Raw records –
start

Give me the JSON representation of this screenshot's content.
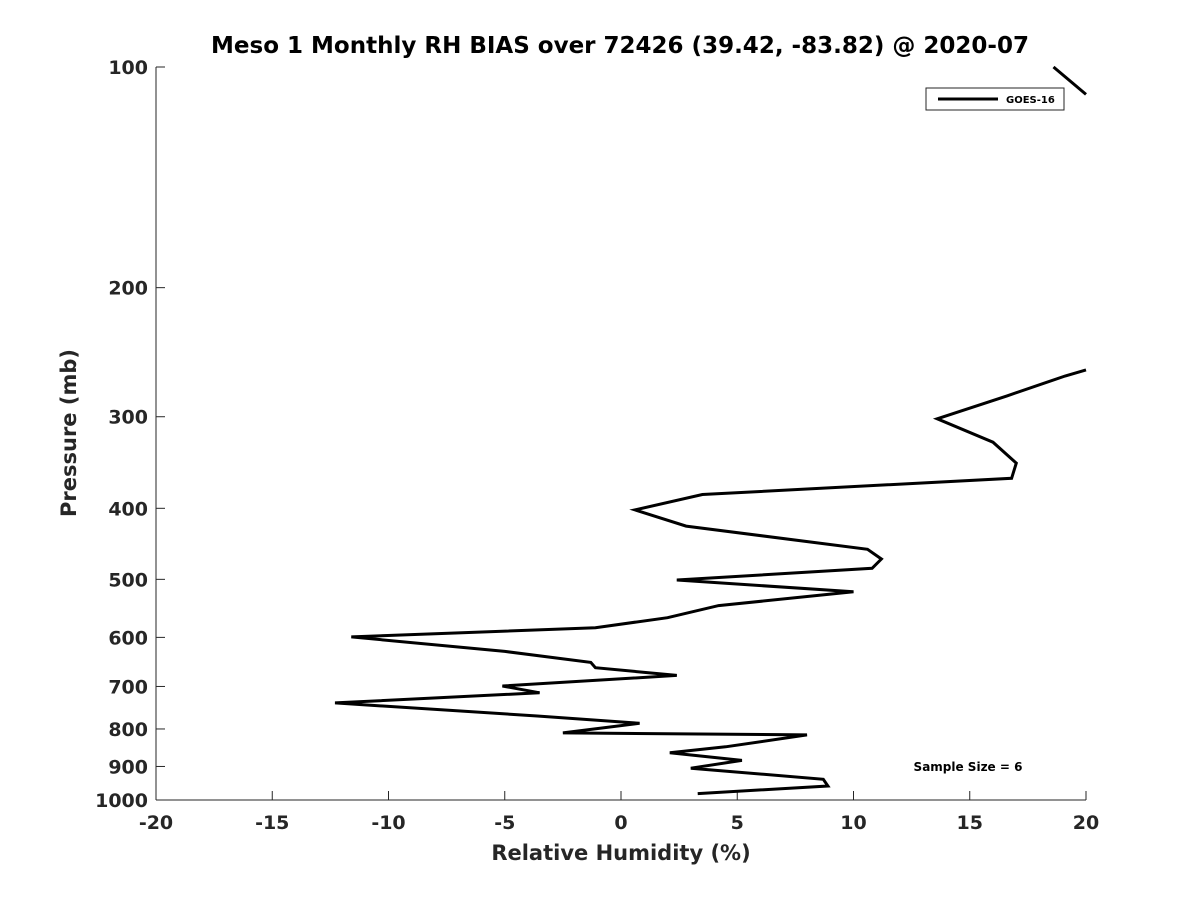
{
  "chart_data": {
    "type": "line",
    "title": "Meso 1 Monthly RH BIAS over 72426 (39.42, -83.82) @ 2020-07",
    "xlabel": "Relative Humidity (%)",
    "ylabel": "Pressure (mb)",
    "xlim": [
      -20,
      20
    ],
    "ylim": [
      100,
      1000
    ],
    "yscale": "log",
    "y_reversed": true,
    "x_ticks": [
      -20,
      -15,
      -10,
      -5,
      0,
      5,
      10,
      15,
      20
    ],
    "x_tick_labels": [
      "-20",
      "-15",
      "-10",
      "-5",
      "0",
      "5",
      "10",
      "15",
      "20"
    ],
    "y_ticks": [
      100,
      200,
      300,
      400,
      500,
      600,
      700,
      800,
      900,
      1000
    ],
    "y_tick_labels": [
      "100",
      "200",
      "300",
      "400",
      "500",
      "600",
      "700",
      "800",
      "900",
      "1000"
    ],
    "grid": false,
    "legend_position": "top-right",
    "annotation": "Sample Size = 6",
    "series": [
      {
        "name": "GOES-16",
        "color": "#000000",
        "points": [
          [
            3.3,
            980
          ],
          [
            8.9,
            957
          ],
          [
            8.7,
            937
          ],
          [
            3.0,
            905
          ],
          [
            5.2,
            883
          ],
          [
            2.1,
            862
          ],
          [
            4.5,
            846
          ],
          [
            8.0,
            815
          ],
          [
            -2.5,
            810
          ],
          [
            0.8,
            786
          ],
          [
            -3.6,
            768
          ],
          [
            -12.3,
            737
          ],
          [
            -3.5,
            714
          ],
          [
            -5.1,
            699
          ],
          [
            2.4,
            676
          ],
          [
            -1.1,
            660
          ],
          [
            -1.3,
            649
          ],
          [
            -5.0,
            627
          ],
          [
            -11.6,
            599
          ],
          [
            -1.1,
            582
          ],
          [
            2.0,
            564
          ],
          [
            4.2,
            543
          ],
          [
            10.0,
            520
          ],
          [
            2.4,
            501
          ],
          [
            10.8,
            483
          ],
          [
            11.2,
            469
          ],
          [
            10.6,
            455
          ],
          [
            2.8,
            423
          ],
          [
            0.6,
            402
          ],
          [
            3.5,
            383
          ],
          [
            16.8,
            364
          ],
          [
            17.0,
            347
          ],
          [
            16.0,
            325
          ],
          [
            13.6,
            302
          ],
          [
            16.6,
            281
          ],
          [
            19.1,
            264
          ],
          [
            20.0,
            259
          ]
        ],
        "points_top": [
          [
            18.6,
            100
          ],
          [
            20.0,
            109
          ]
        ]
      }
    ]
  }
}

end

EXERCISE REQUIREMENTS – Write the lines above out again exactly, without any of their pictures.

SOLUTION TO THIS EXERCISE –
Give me the JSON representation of this screenshot's content.
{
  "chart_data": {
    "type": "line",
    "title": "Meso 1 Monthly RH BIAS over 72426 (39.42, -83.82) @ 2020-07",
    "xlabel": "Relative Humidity (%)",
    "ylabel": "Pressure (mb)",
    "xlim": [
      -20,
      20
    ],
    "ylim": [
      100,
      1000
    ],
    "yscale": "log",
    "y_reversed": true,
    "x_ticks": [
      -20,
      -15,
      -10,
      -5,
      0,
      5,
      10,
      15,
      20
    ],
    "x_tick_labels": [
      "-20",
      "-15",
      "-10",
      "-5",
      "0",
      "5",
      "10",
      "15",
      "20"
    ],
    "y_ticks": [
      100,
      200,
      300,
      400,
      500,
      600,
      700,
      800,
      900,
      1000
    ],
    "y_tick_labels": [
      "100",
      "200",
      "300",
      "400",
      "500",
      "600",
      "700",
      "800",
      "900",
      "1000"
    ],
    "grid": false,
    "legend_position": "top-right",
    "annotation": "Sample Size = 6",
    "series": [
      {
        "name": "GOES-16",
        "color": "#000000",
        "points": [
          [
            3.3,
            980
          ],
          [
            8.9,
            957
          ],
          [
            8.7,
            937
          ],
          [
            3.0,
            905
          ],
          [
            5.2,
            883
          ],
          [
            2.1,
            862
          ],
          [
            4.5,
            846
          ],
          [
            8.0,
            815
          ],
          [
            -2.5,
            810
          ],
          [
            0.8,
            786
          ],
          [
            -3.6,
            768
          ],
          [
            -12.3,
            737
          ],
          [
            -3.5,
            714
          ],
          [
            -5.1,
            699
          ],
          [
            2.4,
            676
          ],
          [
            -1.1,
            660
          ],
          [
            -1.3,
            649
          ],
          [
            -5.0,
            627
          ],
          [
            -11.6,
            599
          ],
          [
            -1.1,
            582
          ],
          [
            2.0,
            564
          ],
          [
            4.2,
            543
          ],
          [
            10.0,
            520
          ],
          [
            2.4,
            501
          ],
          [
            10.8,
            483
          ],
          [
            11.2,
            469
          ],
          [
            10.6,
            455
          ],
          [
            2.8,
            423
          ],
          [
            0.6,
            402
          ],
          [
            3.5,
            383
          ],
          [
            16.8,
            364
          ],
          [
            17.0,
            347
          ],
          [
            16.0,
            325
          ],
          [
            13.6,
            302
          ],
          [
            16.6,
            281
          ],
          [
            19.1,
            264
          ],
          [
            20.0,
            259
          ]
        ],
        "points_top": [
          [
            18.6,
            100
          ],
          [
            20.0,
            109
          ]
        ]
      }
    ]
  }
}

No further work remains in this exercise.